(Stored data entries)

——————

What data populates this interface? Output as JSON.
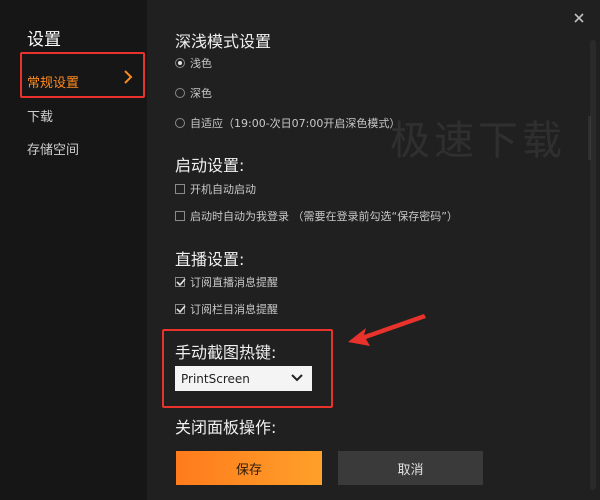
{
  "sidebar": {
    "title": "设置",
    "items": [
      {
        "label": "常规设置",
        "active": true
      },
      {
        "label": "下载"
      },
      {
        "label": "存储空间"
      }
    ]
  },
  "theme": {
    "title": "深浅模式设置",
    "options": [
      "浅色",
      "深色",
      "自适应（19:00-次日07:00开启深色模式）"
    ],
    "selected": "浅色"
  },
  "startup": {
    "title": "启动设置:",
    "options": [
      {
        "label": "开机自动启动",
        "checked": false
      },
      {
        "label": "启动时自动为我登录 （需要在登录前勾选“保存密码”）",
        "checked": false
      }
    ]
  },
  "live": {
    "title": "直播设置:",
    "options": [
      {
        "label": "订阅直播消息提醒",
        "checked": true
      },
      {
        "label": "订阅栏目消息提醒",
        "checked": true
      }
    ]
  },
  "screenshot": {
    "title": "手动截图热键:",
    "value": "PrintScreen"
  },
  "close_panel": {
    "title": "关闭面板操作:"
  },
  "buttons": {
    "save": "保存",
    "cancel": "取消"
  },
  "watermark": "极速下载",
  "colors": {
    "accent": "#ff8a1e",
    "highlight": "#e8322b"
  },
  "icons": [
    "chevron-right-icon",
    "close-icon",
    "chevron-down-icon",
    "check-icon",
    "arrow-annotation-icon"
  ]
}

——————

TO BE DONE
Quote every record above exactly, leaving out the pictures.

ANSWER TO THE PROBLEM
What data populates this interface? Output as JSON.
{
  "sidebar": {
    "title": "设置",
    "items": [
      {
        "label": "常规设置",
        "active": true
      },
      {
        "label": "下载"
      },
      {
        "label": "存储空间"
      }
    ]
  },
  "theme": {
    "title": "深浅模式设置",
    "options": [
      "浅色",
      "深色",
      "自适应（19:00-次日07:00开启深色模式）"
    ],
    "selected": "浅色"
  },
  "startup": {
    "title": "启动设置:",
    "options": [
      {
        "label": "开机自动启动",
        "checked": false
      },
      {
        "label": "启动时自动为我登录 （需要在登录前勾选“保存密码”）",
        "checked": false
      }
    ]
  },
  "live": {
    "title": "直播设置:",
    "options": [
      {
        "label": "订阅直播消息提醒",
        "checked": true
      },
      {
        "label": "订阅栏目消息提醒",
        "checked": true
      }
    ]
  },
  "screenshot": {
    "title": "手动截图热键:",
    "value": "PrintScreen"
  },
  "close_panel": {
    "title": "关闭面板操作:"
  },
  "buttons": {
    "save": "保存",
    "cancel": "取消"
  },
  "watermark": "极速下载",
  "colors": {
    "accent": "#ff8a1e",
    "highlight": "#e8322b"
  },
  "icons": [
    "chevron-right-icon",
    "close-icon",
    "chevron-down-icon",
    "check-icon",
    "arrow-annotation-icon"
  ]
}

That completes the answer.